# Task description
Determine the number of lines in the listing below where the string "Normal" occurs; answer with the number alone.

Start of Input for this task

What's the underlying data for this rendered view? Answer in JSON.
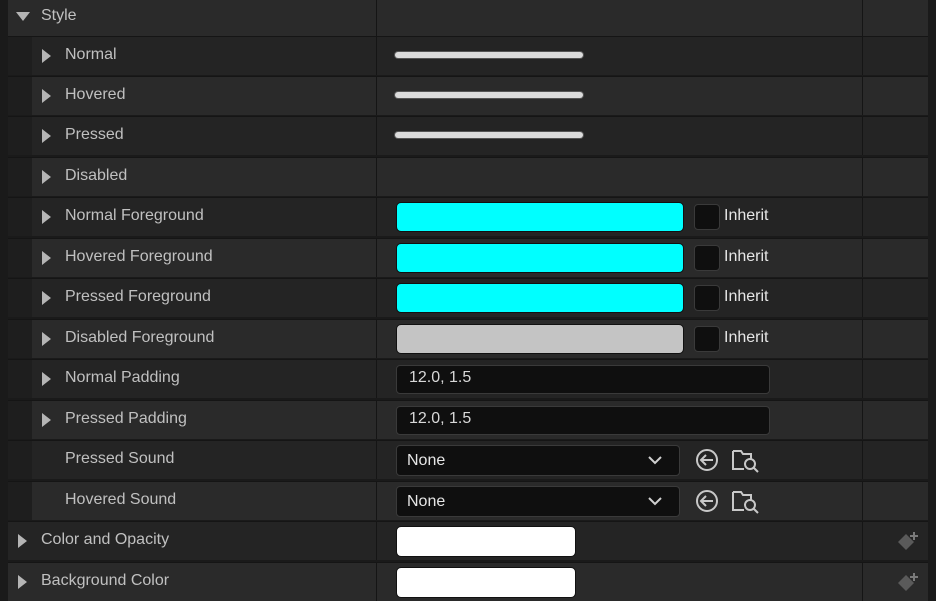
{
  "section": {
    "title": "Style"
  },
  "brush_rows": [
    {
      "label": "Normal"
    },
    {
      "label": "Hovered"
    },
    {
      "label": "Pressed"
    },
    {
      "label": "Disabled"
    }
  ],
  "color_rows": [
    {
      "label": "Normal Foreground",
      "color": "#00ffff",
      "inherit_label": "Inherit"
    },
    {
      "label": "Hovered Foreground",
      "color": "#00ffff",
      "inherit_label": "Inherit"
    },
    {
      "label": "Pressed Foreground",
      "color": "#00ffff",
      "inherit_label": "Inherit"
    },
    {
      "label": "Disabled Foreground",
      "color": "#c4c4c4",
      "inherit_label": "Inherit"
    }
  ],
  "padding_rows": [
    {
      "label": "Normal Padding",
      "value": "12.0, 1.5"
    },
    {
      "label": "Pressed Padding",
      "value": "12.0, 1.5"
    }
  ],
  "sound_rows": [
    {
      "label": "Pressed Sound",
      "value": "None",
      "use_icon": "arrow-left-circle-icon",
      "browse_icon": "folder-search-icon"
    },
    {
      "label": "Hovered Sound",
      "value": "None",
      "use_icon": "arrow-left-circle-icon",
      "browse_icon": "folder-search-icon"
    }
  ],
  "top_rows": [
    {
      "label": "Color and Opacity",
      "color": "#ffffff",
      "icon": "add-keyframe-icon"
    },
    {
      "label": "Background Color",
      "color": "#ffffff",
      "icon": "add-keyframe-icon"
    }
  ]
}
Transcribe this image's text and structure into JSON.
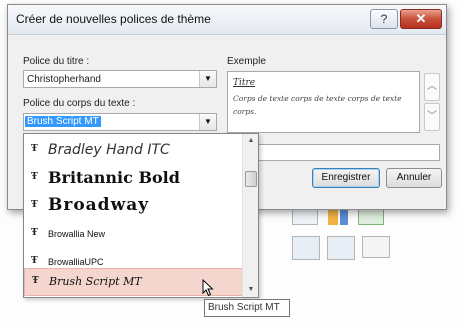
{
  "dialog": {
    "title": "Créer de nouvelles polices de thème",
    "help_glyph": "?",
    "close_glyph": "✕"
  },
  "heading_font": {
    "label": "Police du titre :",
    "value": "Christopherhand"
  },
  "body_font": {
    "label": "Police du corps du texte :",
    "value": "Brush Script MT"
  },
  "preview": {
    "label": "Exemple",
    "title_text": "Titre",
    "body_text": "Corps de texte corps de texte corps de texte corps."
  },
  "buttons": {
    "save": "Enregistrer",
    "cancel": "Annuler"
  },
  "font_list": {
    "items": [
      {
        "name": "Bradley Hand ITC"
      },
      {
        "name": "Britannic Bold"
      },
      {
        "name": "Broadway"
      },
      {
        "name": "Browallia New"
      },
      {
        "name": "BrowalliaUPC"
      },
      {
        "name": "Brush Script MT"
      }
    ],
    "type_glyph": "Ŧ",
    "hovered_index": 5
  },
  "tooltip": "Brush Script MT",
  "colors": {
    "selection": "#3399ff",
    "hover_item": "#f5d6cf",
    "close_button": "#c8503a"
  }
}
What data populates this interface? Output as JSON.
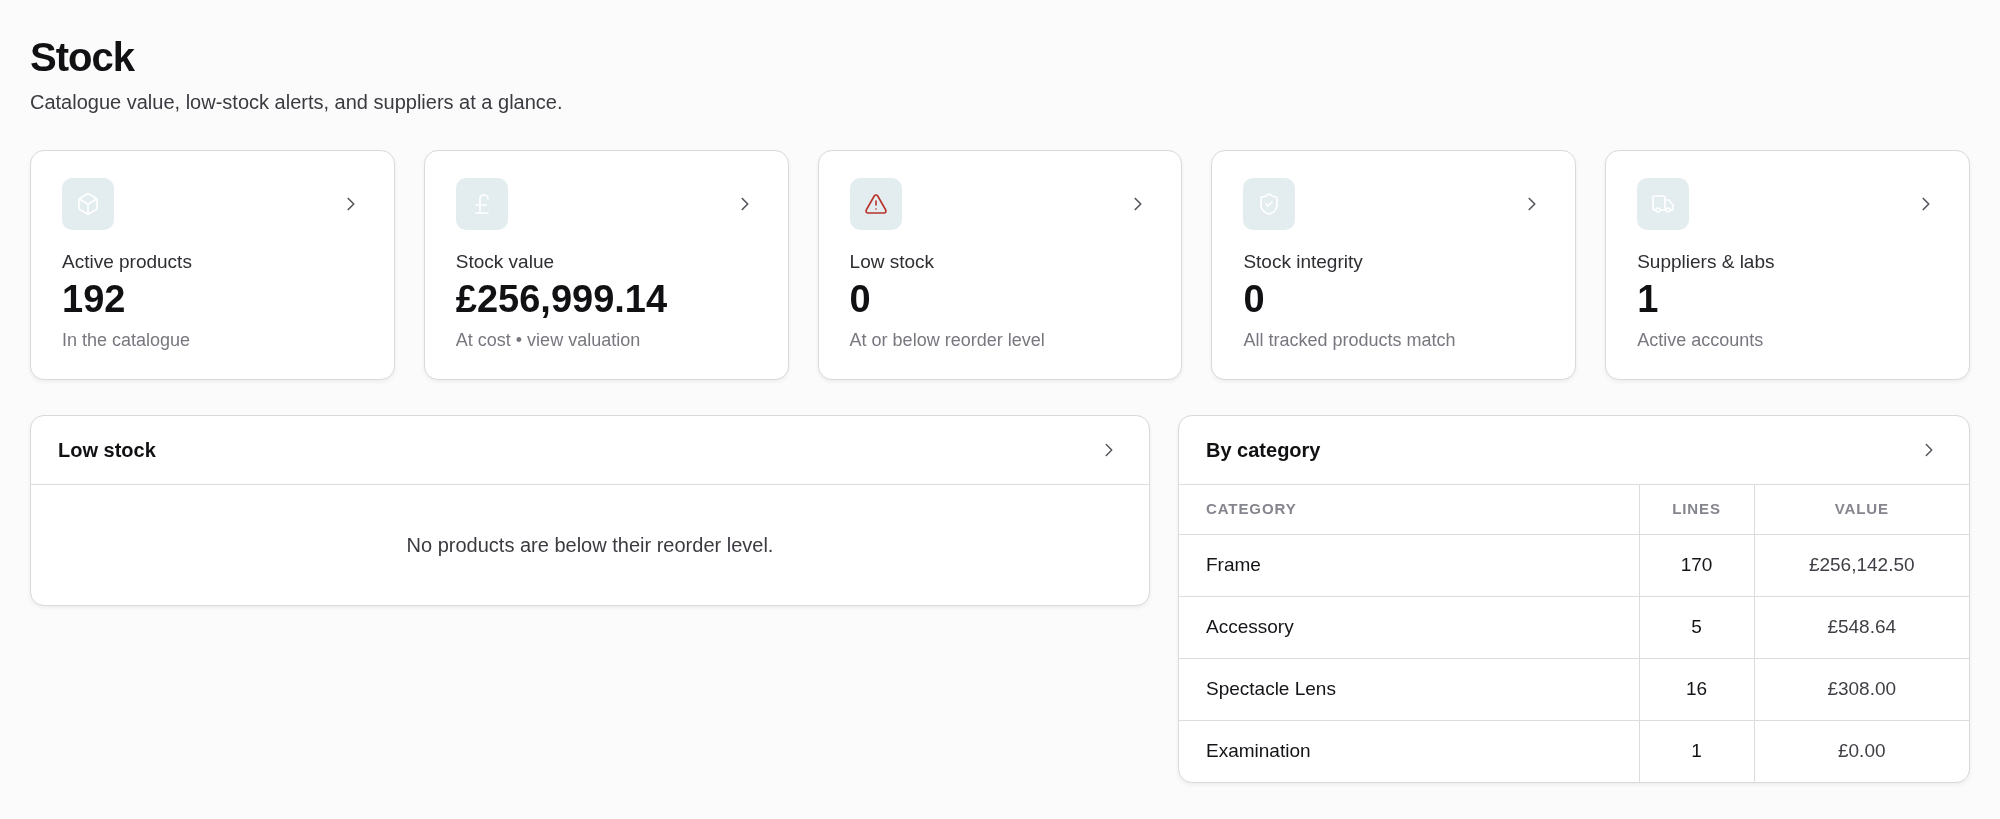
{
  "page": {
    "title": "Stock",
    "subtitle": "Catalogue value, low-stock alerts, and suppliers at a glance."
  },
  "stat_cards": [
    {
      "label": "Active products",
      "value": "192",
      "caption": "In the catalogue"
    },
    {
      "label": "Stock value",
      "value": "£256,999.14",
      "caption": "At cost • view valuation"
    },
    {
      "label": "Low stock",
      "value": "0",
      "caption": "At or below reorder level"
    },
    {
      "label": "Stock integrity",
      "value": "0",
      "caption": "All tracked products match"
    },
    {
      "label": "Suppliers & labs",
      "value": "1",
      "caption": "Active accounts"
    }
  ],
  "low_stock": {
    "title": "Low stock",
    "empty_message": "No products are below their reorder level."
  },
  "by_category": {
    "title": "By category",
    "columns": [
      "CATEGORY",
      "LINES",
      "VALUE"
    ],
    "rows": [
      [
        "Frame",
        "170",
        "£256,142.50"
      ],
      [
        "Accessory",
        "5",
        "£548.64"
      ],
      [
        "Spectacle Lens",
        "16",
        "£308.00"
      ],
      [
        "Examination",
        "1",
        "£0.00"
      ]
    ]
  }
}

End of Input for this task

# Worked solution
3